=== Extracted material ===

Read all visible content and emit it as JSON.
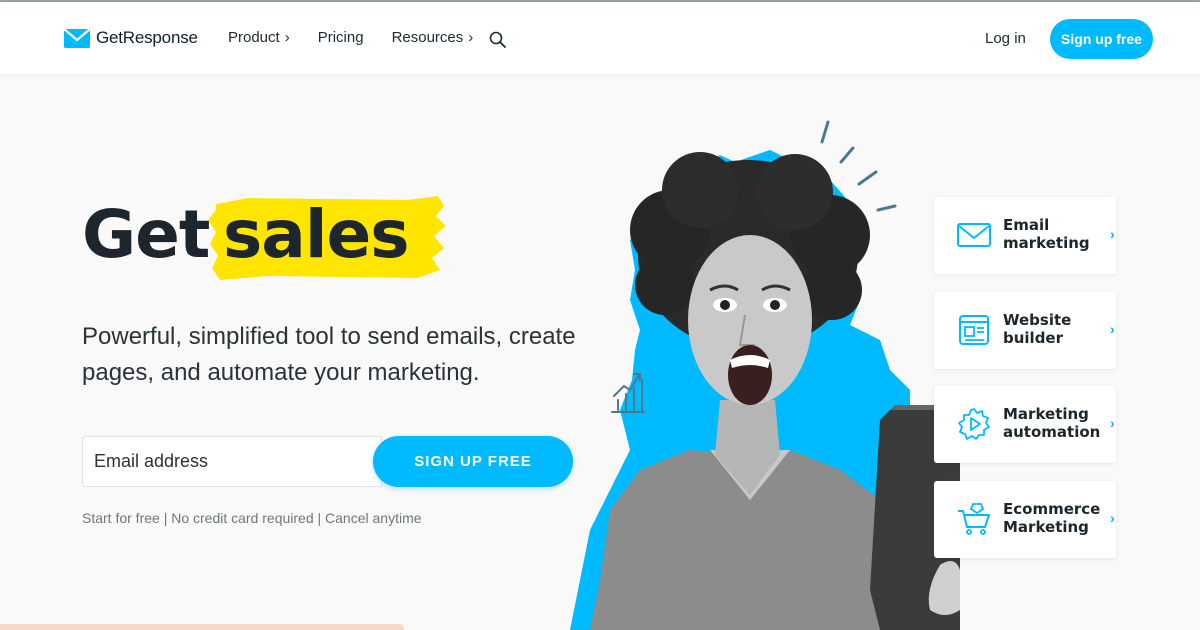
{
  "header": {
    "logo_text": "GetResponse",
    "nav": [
      {
        "label": "Product",
        "chevron": "›"
      },
      {
        "label": "Pricing",
        "chevron": ""
      },
      {
        "label": "Resources",
        "chevron": "›"
      }
    ],
    "login": "Log in",
    "signup": "Sign up free"
  },
  "hero": {
    "headline_1": "Get",
    "headline_2": "sales",
    "subtitle": "Powerful, simplified tool to send emails, create pages, and automate your marketing.",
    "email_placeholder": "Email address",
    "cta": "SIGN UP FREE",
    "disclaimer": "Start for free | No credit card required | Cancel anytime"
  },
  "features": [
    {
      "label": "Email marketing",
      "icon": "envelope-icon"
    },
    {
      "label": "Website builder",
      "icon": "website-icon"
    },
    {
      "label": "Marketing automation",
      "icon": "gear-play-icon"
    },
    {
      "label": "Ecommerce Marketing",
      "icon": "cart-icon"
    }
  ],
  "colors": {
    "accent": "#00baff",
    "highlight": "#ffe500",
    "text": "#1d262c"
  }
}
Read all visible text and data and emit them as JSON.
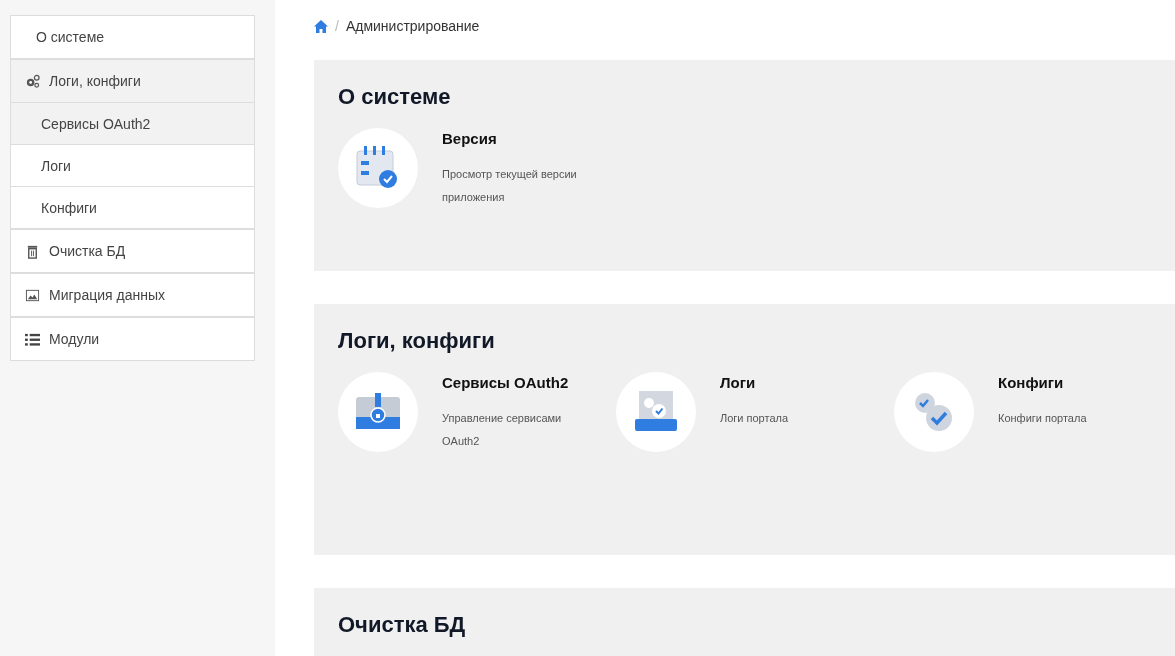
{
  "sidebar": {
    "items": [
      {
        "label": "О системе",
        "selected": false
      },
      {
        "label": "Логи, конфиги",
        "expanded": true,
        "children": [
          {
            "label": "Сервисы OAuth2",
            "selected": true
          },
          {
            "label": "Логи",
            "selected": false
          },
          {
            "label": "Конфиги",
            "selected": false
          }
        ]
      },
      {
        "label": "Очистка БД",
        "selected": false
      },
      {
        "label": "Миграция данных",
        "selected": false
      },
      {
        "label": "Модули",
        "selected": false
      }
    ]
  },
  "breadcrumb": {
    "separator": "/",
    "current": "Администрирование"
  },
  "sections": [
    {
      "title": "О системе",
      "cards": [
        {
          "title": "Версия",
          "description": "Просмотр текущей версии приложения"
        }
      ]
    },
    {
      "title": "Логи, конфиги",
      "cards": [
        {
          "title": "Сервисы OAuth2",
          "description": "Управление сервисами OAuth2"
        },
        {
          "title": "Логи",
          "description": "Логи портала"
        },
        {
          "title": "Конфиги",
          "description": "Конфиги портала"
        }
      ]
    },
    {
      "title": "Очистка БД"
    }
  ]
}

===

- [What to do]: Collect the lines that hold "emit".

- [Correct output]:
Read all visible content and emit it as JSON.
Read all visible text and data and emit them as JSON.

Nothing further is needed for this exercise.